_EXERCISE DETAILS_
Below is a block of records; repeat all of them exactly.

_RECORDS FOR THE TASK_

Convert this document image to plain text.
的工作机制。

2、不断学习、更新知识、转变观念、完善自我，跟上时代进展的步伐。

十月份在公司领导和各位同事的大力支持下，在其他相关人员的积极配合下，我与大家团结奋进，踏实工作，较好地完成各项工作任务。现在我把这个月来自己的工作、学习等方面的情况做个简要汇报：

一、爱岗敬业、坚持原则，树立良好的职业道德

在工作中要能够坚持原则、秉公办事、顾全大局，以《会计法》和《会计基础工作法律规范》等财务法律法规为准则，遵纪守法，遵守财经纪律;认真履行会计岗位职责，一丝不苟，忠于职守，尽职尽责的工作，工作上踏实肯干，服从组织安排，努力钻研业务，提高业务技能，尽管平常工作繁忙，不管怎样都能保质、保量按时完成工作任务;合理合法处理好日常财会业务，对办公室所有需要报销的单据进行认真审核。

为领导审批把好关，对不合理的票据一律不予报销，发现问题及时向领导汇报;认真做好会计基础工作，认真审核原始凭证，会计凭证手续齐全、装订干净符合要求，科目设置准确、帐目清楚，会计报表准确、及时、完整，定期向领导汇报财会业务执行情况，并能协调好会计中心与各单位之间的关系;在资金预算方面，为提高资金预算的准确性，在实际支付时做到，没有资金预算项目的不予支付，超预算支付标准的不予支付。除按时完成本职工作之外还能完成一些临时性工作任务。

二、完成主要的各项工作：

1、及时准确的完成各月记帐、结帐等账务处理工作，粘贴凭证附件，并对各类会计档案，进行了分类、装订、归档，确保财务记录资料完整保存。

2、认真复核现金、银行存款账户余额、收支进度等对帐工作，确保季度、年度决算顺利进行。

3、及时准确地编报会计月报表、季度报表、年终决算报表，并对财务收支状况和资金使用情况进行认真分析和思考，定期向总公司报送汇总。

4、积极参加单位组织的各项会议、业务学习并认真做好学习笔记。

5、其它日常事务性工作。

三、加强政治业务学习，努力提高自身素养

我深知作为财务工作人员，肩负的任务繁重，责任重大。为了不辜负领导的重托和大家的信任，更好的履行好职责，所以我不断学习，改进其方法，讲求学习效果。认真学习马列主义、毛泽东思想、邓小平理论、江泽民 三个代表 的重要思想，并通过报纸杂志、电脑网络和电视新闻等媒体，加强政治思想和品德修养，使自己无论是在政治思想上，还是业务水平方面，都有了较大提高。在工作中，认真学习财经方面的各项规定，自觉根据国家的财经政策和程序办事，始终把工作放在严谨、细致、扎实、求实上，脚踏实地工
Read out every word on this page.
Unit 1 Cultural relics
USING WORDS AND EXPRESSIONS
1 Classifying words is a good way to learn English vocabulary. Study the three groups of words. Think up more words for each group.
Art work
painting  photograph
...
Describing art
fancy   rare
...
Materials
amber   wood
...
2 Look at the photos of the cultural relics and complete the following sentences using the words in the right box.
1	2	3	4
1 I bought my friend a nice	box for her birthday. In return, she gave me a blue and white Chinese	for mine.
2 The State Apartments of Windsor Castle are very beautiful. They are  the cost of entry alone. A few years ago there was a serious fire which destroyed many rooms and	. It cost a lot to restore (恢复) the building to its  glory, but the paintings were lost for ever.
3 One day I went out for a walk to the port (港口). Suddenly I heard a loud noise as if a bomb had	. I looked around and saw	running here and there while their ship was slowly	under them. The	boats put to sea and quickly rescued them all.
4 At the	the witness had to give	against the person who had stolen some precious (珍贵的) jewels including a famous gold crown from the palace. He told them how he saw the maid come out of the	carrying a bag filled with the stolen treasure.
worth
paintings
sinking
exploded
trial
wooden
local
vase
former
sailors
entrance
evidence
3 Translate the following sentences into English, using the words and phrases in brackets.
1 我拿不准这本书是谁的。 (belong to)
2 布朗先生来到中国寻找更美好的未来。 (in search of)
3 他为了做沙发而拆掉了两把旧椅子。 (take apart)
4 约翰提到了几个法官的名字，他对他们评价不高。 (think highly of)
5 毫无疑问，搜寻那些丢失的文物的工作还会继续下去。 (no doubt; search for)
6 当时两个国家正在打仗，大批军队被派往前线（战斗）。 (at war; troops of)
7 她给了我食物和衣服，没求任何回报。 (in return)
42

_WRITTEN RESPONSE_
Convert this document image to plain text.
的工作机制。

2、不断学习、更新知识、转变观念、完善自我，跟上时代进展的步伐。

十月份在公司领导和各位同事的大力支持下，在其他相关人员的积极配合下，我与大家团结奋进，踏实工作，较好地完成各项工作任务。现在我把这个月来自己的工作、学习等方面的情况做个简要汇报：

一、爱岗敬业、坚持原则，树立良好的职业道德

在工作中要能够坚持原则、秉公办事、顾全大局，以《会计法》和《会计基础工作法律规范》等财务法律法规为准则，遵纪守法，遵守财经纪律;认真履行会计岗位职责，一丝不苟，忠于职守，尽职尽责的工作，工作上踏实肯干，服从组织安排，努力钻研业务，提高业务技能，尽管平常工作繁忙，不管怎样都能保质、保量按时完成工作任务;合理合法处理好日常财会业务，对办公室所有需要报销的单据进行认真审核。

为领导审批把好关，对不合理的票据一律不予报销，发现问题及时向领导汇报;认真做好会计基础工作，认真审核原始凭证，会计凭证手续齐全、装订干净符合要求，科目设置准确、帐目清楚，会计报表准确、及时、完整，定期向领导汇报财会业务执行情况，并能协调好会计中心与各单位之间的关系;在资金预算方面，为提高资金预算的准确性，在实际支付时做到，没有资金预算项目的不予支付，超预算支付标准的不予支付。除按时完成本职工作之外还能完成一些临时性工作任务。

二、完成主要的各项工作：

1、及时准确的完成各月记帐、结帐等账务处理工作，粘贴凭证附件，并对各类会计档案，进行了分类、装订、归档，确保财务记录资料完整保存。

2、认真复核现金、银行存款账户余额、收支进度等对帐工作，确保季度、年度决算顺利进行。

3、及时准确地编报会计月报表、季度报表、年终决算报表，并对财务收支状况和资金使用情况进行认真分析和思考，定期向总公司报送汇总。

4、积极参加单位组织的各项会议、业务学习并认真做好学习笔记。

5、其它日常事务性工作。

三、加强政治业务学习，努力提高自身素养

我深知作为财务工作人员，肩负的任务繁重，责任重大。为了不辜负领导的重托和大家的信任，更好的履行好职责，所以我不断学习，改进其方法，讲求学习效果。认真学习马列主义、毛泽东思想、邓小平理论、江泽民 三个代表 的重要思想，并通过报纸杂志、电脑网络和电视新闻等媒体，加强政治思想和品德修养，使自己无论是在政治思想上，还是业务水平方面，都有了较大提高。在工作中，认真学习财经方面的各项规定，自觉根据国家的财经政策和程序办事，始终把工作放在严谨、细致、扎实、求实上，脚踏实地工
Read out every word on this page.
Unit 1 Cultural relics
USING WORDS AND EXPRESSIONS
1 Classifying words is a good way to learn English vocabulary. Study the three groups of words. Think up more words for each group.
Art work
painting  photograph
...
Describing art
fancy   rare
...
Materials
amber   wood
...
2 Look at the photos of the cultural relics and complete the following sentences using the words in the right box.
1	2	3	4
1 I bought my friend a nice	box for her birthday. In return, she gave me a blue and white Chinese	for mine.
2 The State Apartments of Windsor Castle are very beautiful. They are  the cost of entry alone. A few years ago there was a serious fire which destroyed many rooms and	. It cost a lot to restore (恢复) the building to its  glory, but the paintings were lost for ever.
3 One day I went out for a walk to the port (港口). Suddenly I heard a loud noise as if a bomb had	. I looked around and saw	running here and there while their ship was slowly	under them. The	boats put to sea and quickly rescued them all.
4 At the	the witness had to give	against the person who had stolen some precious (珍贵的) jewels including a famous gold crown from the palace. He told them how he saw the maid come out of the	carrying a bag filled with the stolen treasure.
worth
paintings
sinking
exploded
trial
wooden
local
vase
former
sailors
entrance
evidence
3 Translate the following sentences into English, using the words and phrases in brackets.
1 我拿不准这本书是谁的。 (belong to)
2 布朗先生来到中国寻找更美好的未来。 (in search of)
3 他为了做沙发而拆掉了两把旧椅子。 (take apart)
4 约翰提到了几个法官的名字，他对他们评价不高。 (think highly of)
5 毫无疑问，搜寻那些丢失的文物的工作还会继续下去。 (no doubt; search for)
6 当时两个国家正在打仗，大批军队被派往前线（战斗）。 (at war; troops of)
7 她给了我食物和衣服，没求任何回报。 (in return)
42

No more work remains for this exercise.